### EXERCISE DATA
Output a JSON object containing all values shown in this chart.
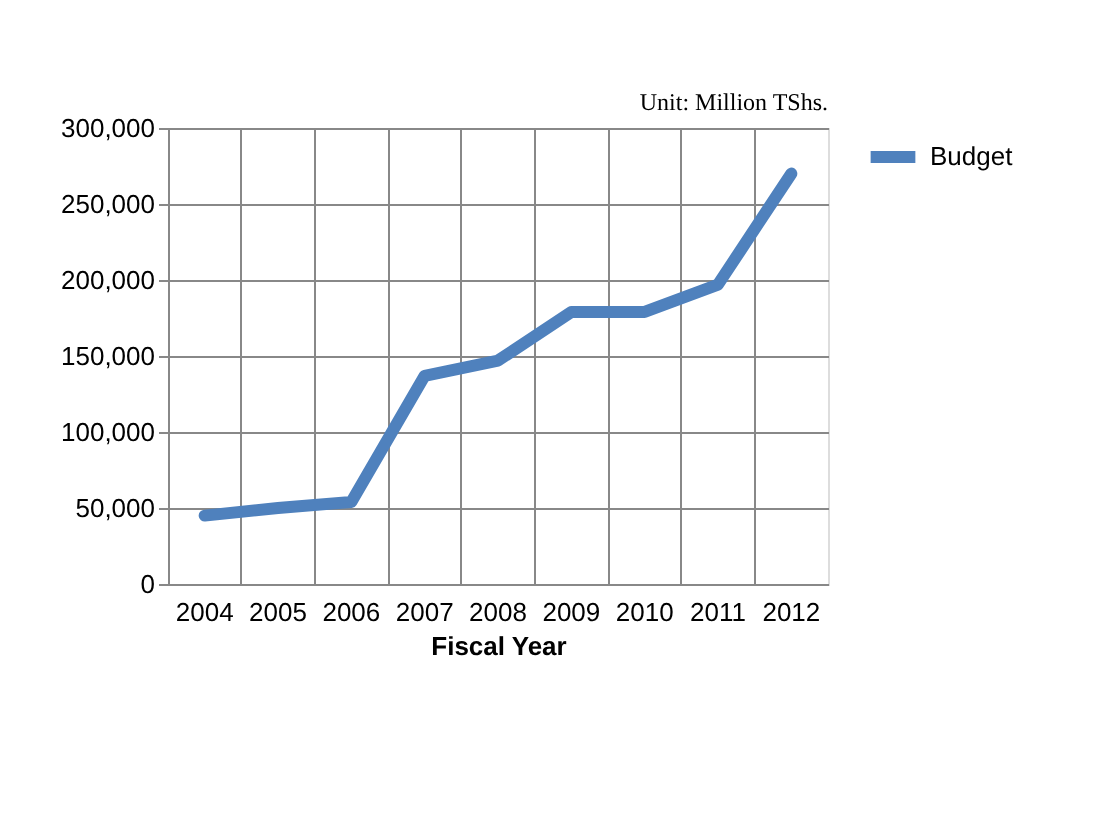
{
  "chart_data": {
    "type": "line",
    "xlabel": "Fiscal Year",
    "categories": [
      "2004",
      "2005",
      "2006",
      "2007",
      "2008",
      "2009",
      "2010",
      "2011",
      "2012"
    ],
    "series": [
      {
        "name": "Budget",
        "color": "#4f81bd",
        "values": [
          45000,
          50000,
          54000,
          137000,
          147000,
          179000,
          179000,
          197000,
          270000
        ]
      }
    ],
    "ylim": [
      0,
      300000
    ],
    "yticks": [
      0,
      {
        "value": 50000,
        "label": "50,000"
      },
      {
        "value": 100000,
        "label": "100,000"
      },
      {
        "value": 150000,
        "label": "150,000"
      },
      {
        "value": 200000,
        "label": "200,000"
      },
      {
        "value": 250000,
        "label": "250,000"
      },
      {
        "value": 300000,
        "label": "300,000"
      }
    ],
    "grid": true,
    "legend": "right",
    "marker": "none",
    "line_style": "solid",
    "annotations": [
      "Unit: Million TShs."
    ]
  }
}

### GIVEN REQUEST
From the entries above, pull out each line that includes "values".

### WRITTEN ANSWER
Output a JSON object containing all values shown in this chart.
        "values": [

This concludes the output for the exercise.